WHAT YOU HAVE TO DO ▸ Write out every line of the material as it stands, apart from the pictures.

RECORDS FOR PROCESSING ▸
########################################

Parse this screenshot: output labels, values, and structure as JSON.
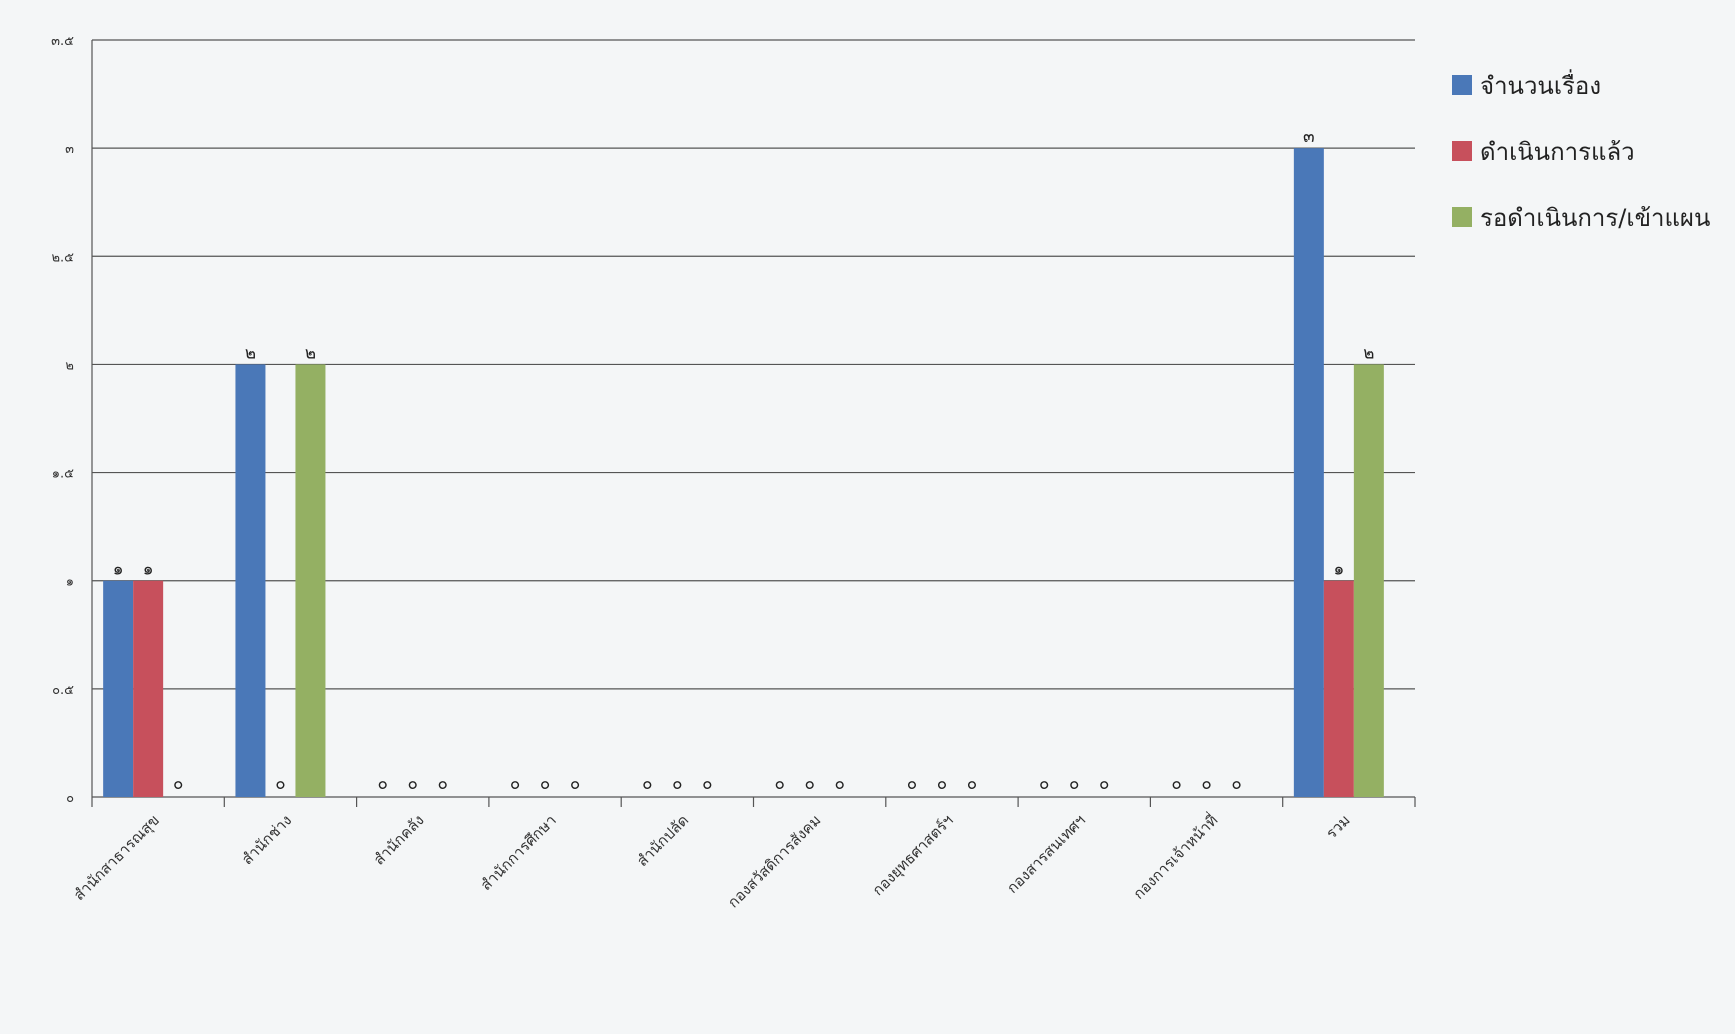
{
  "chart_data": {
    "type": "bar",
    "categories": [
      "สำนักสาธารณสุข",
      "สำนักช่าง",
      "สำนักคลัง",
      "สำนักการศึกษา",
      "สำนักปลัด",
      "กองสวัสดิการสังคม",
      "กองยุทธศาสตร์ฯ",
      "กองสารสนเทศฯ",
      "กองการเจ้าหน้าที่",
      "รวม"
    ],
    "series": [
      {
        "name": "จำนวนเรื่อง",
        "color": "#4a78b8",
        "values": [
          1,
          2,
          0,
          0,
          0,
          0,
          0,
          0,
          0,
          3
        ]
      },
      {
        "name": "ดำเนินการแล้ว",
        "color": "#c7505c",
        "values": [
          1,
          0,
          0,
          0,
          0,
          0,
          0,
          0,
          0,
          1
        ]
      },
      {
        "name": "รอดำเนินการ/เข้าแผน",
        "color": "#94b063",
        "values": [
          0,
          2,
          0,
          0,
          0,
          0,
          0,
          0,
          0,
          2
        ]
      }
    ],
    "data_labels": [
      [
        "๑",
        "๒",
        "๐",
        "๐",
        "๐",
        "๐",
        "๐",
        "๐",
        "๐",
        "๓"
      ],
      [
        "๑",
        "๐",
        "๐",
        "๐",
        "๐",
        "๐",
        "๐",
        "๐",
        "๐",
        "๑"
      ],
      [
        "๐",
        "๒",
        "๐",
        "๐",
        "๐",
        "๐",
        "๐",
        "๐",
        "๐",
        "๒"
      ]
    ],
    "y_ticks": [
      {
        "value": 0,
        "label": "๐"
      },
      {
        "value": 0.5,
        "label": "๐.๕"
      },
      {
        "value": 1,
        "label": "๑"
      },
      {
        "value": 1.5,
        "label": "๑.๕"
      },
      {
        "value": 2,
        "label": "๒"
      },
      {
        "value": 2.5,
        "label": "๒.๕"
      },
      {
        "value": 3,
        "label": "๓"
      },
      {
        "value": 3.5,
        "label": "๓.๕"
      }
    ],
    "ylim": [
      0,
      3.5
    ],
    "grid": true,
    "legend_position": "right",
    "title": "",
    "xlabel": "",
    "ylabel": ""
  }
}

########################################

TASK ANSWER ▸
Parse this screenshot: output labels, values, and structure as JSON.
{
  "chart_data": {
    "type": "bar",
    "categories": [
      "สำนักสาธารณสุข",
      "สำนักช่าง",
      "สำนักคลัง",
      "สำนักการศึกษา",
      "สำนักปลัด",
      "กองสวัสดิการสังคม",
      "กองยุทธศาสตร์ฯ",
      "กองสารสนเทศฯ",
      "กองการเจ้าหน้าที่",
      "รวม"
    ],
    "series": [
      {
        "name": "จำนวนเรื่อง",
        "color": "#4a78b8",
        "values": [
          1,
          2,
          0,
          0,
          0,
          0,
          0,
          0,
          0,
          3
        ]
      },
      {
        "name": "ดำเนินการแล้ว",
        "color": "#c7505c",
        "values": [
          1,
          0,
          0,
          0,
          0,
          0,
          0,
          0,
          0,
          1
        ]
      },
      {
        "name": "รอดำเนินการ/เข้าแผน",
        "color": "#94b063",
        "values": [
          0,
          2,
          0,
          0,
          0,
          0,
          0,
          0,
          0,
          2
        ]
      }
    ],
    "data_labels": [
      [
        "๑",
        "๒",
        "๐",
        "๐",
        "๐",
        "๐",
        "๐",
        "๐",
        "๐",
        "๓"
      ],
      [
        "๑",
        "๐",
        "๐",
        "๐",
        "๐",
        "๐",
        "๐",
        "๐",
        "๐",
        "๑"
      ],
      [
        "๐",
        "๒",
        "๐",
        "๐",
        "๐",
        "๐",
        "๐",
        "๐",
        "๐",
        "๒"
      ]
    ],
    "y_ticks": [
      {
        "value": 0,
        "label": "๐"
      },
      {
        "value": 0.5,
        "label": "๐.๕"
      },
      {
        "value": 1,
        "label": "๑"
      },
      {
        "value": 1.5,
        "label": "๑.๕"
      },
      {
        "value": 2,
        "label": "๒"
      },
      {
        "value": 2.5,
        "label": "๒.๕"
      },
      {
        "value": 3,
        "label": "๓"
      },
      {
        "value": 3.5,
        "label": "๓.๕"
      }
    ],
    "ylim": [
      0,
      3.5
    ],
    "grid": true,
    "legend_position": "right",
    "title": "",
    "xlabel": "",
    "ylabel": ""
  }
}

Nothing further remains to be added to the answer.